Go through the entries below, tally each line with the string "경기장애인부모연대", and give the final number by itself.

-- start Material --

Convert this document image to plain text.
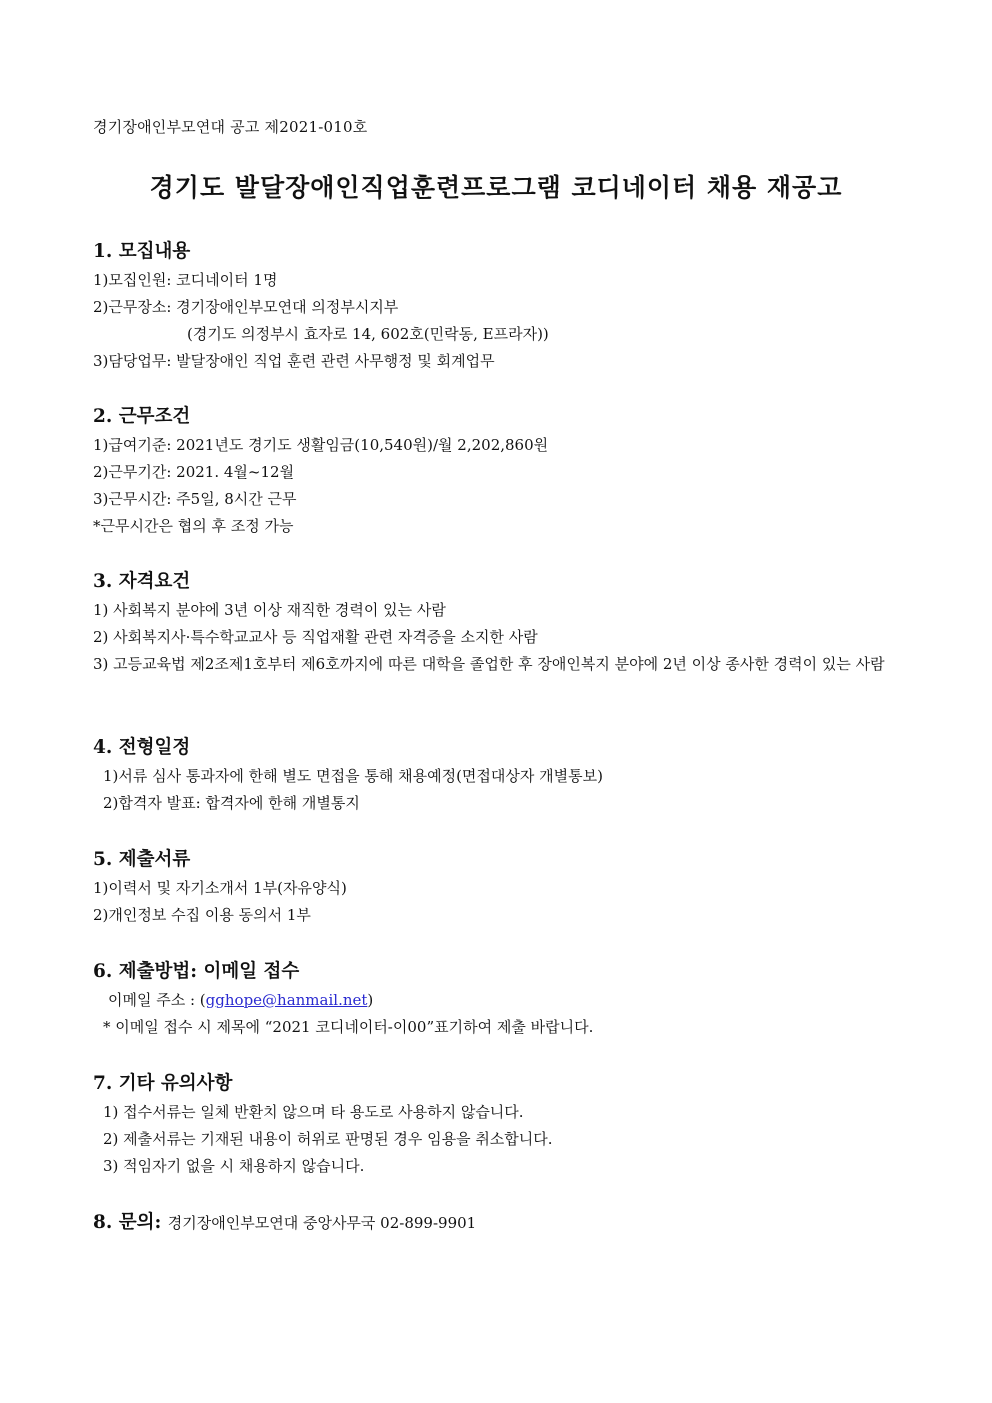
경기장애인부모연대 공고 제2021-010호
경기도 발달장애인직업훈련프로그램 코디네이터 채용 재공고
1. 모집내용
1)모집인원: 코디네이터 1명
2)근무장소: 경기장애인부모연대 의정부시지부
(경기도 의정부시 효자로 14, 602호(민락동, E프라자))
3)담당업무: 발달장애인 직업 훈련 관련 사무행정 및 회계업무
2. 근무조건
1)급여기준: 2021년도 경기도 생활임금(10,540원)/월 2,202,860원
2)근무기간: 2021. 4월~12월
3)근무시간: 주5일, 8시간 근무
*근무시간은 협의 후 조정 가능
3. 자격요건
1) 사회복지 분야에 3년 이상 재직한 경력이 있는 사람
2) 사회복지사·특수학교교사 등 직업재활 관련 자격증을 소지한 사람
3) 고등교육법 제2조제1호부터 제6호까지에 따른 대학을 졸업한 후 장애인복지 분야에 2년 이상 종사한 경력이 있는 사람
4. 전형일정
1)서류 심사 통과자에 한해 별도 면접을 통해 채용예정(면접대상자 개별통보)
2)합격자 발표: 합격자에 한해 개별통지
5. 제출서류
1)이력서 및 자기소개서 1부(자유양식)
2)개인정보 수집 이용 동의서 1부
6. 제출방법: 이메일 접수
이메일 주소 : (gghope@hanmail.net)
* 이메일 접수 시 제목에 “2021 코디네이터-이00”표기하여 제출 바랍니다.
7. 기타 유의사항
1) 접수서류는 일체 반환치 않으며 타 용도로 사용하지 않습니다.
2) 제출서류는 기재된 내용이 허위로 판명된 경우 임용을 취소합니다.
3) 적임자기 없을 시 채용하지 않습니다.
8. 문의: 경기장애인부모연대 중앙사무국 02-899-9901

-- end Material --
-- start Material --

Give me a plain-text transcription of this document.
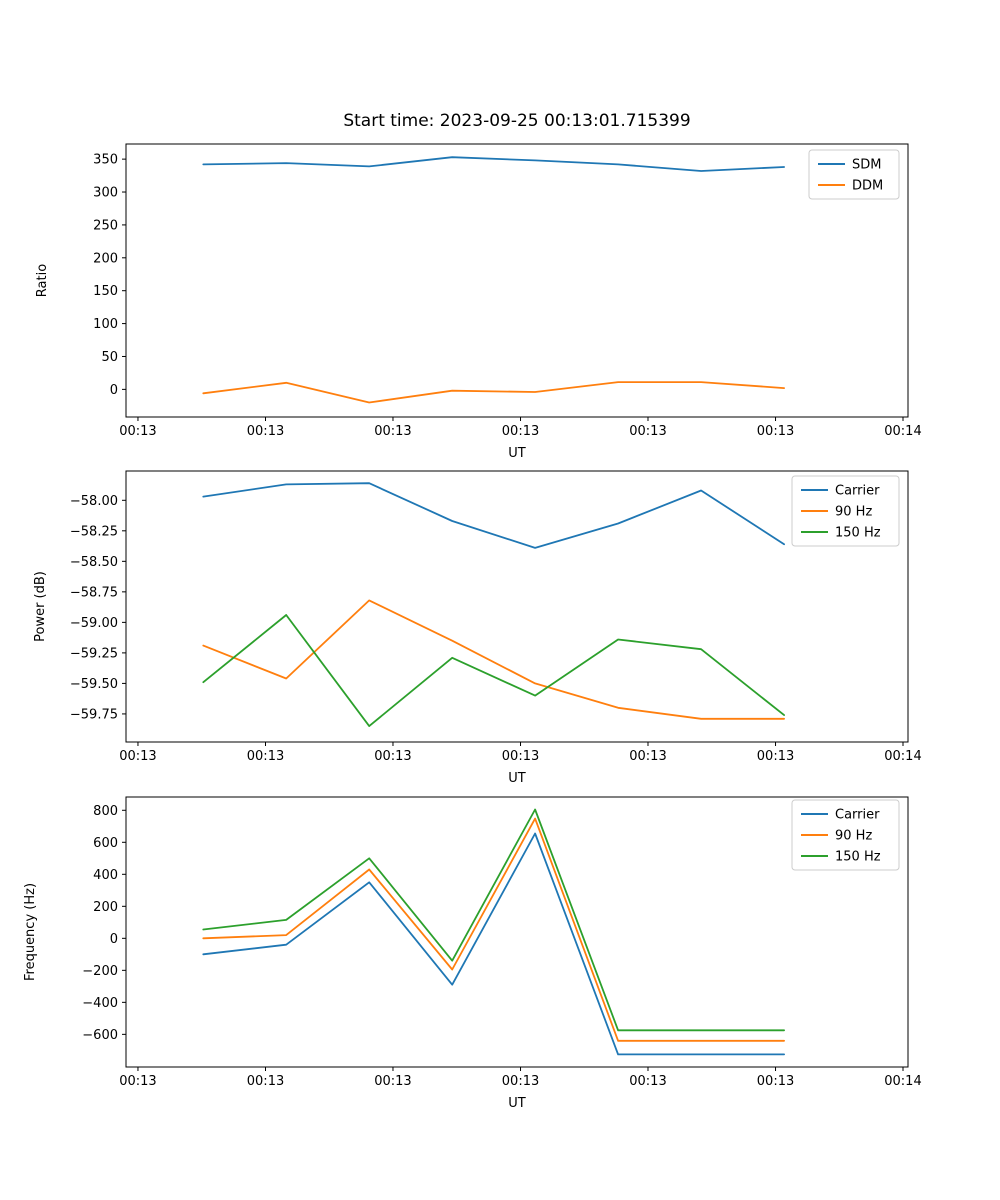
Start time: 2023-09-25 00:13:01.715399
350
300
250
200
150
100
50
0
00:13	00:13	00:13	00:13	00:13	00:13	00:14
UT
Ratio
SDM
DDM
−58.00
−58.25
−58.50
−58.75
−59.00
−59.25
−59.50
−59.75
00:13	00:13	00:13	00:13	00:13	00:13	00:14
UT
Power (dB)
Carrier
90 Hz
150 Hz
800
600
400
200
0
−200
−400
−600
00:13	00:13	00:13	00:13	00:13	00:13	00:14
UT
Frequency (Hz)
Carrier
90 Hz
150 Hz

-- end Material --

• Complete answer: 3